▸ REQUIRED TASK: What is the count of lines that hold the word "icke"? Give only the number.

>> BEGIN GIVEN RECORDS

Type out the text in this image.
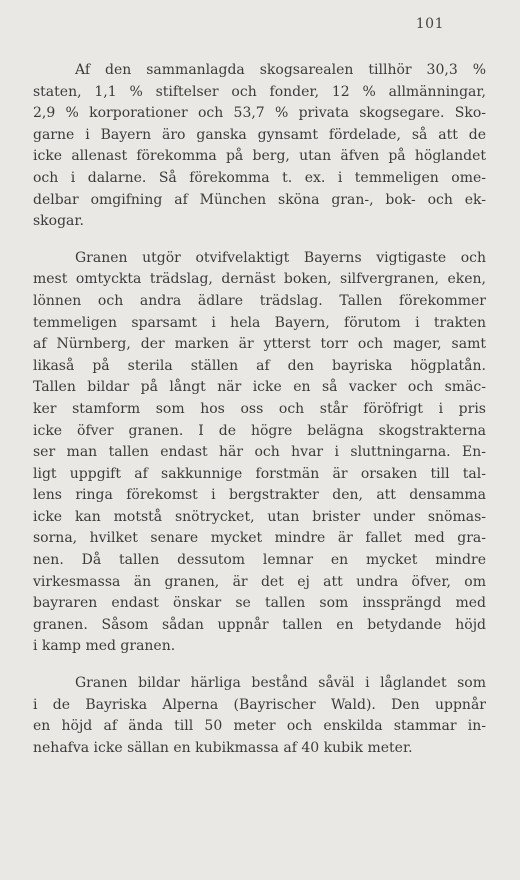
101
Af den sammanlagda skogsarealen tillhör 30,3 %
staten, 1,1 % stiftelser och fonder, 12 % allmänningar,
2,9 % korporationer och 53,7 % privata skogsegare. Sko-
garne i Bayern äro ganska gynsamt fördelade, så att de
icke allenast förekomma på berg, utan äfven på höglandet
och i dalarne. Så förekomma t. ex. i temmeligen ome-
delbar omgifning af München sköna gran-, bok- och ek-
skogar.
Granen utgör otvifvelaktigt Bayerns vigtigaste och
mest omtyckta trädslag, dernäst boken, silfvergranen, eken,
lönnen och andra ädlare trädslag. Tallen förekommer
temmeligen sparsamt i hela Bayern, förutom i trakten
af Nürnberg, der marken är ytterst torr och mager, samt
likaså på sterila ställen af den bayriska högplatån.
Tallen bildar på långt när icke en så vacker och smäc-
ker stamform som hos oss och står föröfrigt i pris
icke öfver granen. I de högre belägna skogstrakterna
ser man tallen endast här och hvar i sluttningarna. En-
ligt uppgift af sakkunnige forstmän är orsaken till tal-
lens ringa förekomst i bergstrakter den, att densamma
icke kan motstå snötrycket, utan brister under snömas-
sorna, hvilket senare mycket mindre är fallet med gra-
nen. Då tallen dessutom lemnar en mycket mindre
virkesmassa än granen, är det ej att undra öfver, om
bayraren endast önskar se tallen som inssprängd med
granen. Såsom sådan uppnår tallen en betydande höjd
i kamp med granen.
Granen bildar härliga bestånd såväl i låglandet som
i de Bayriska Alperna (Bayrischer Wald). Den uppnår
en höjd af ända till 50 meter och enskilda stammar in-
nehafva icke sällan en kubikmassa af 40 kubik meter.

>> END GIVEN RECORDS

▸ WRITTEN SOLUTION: 5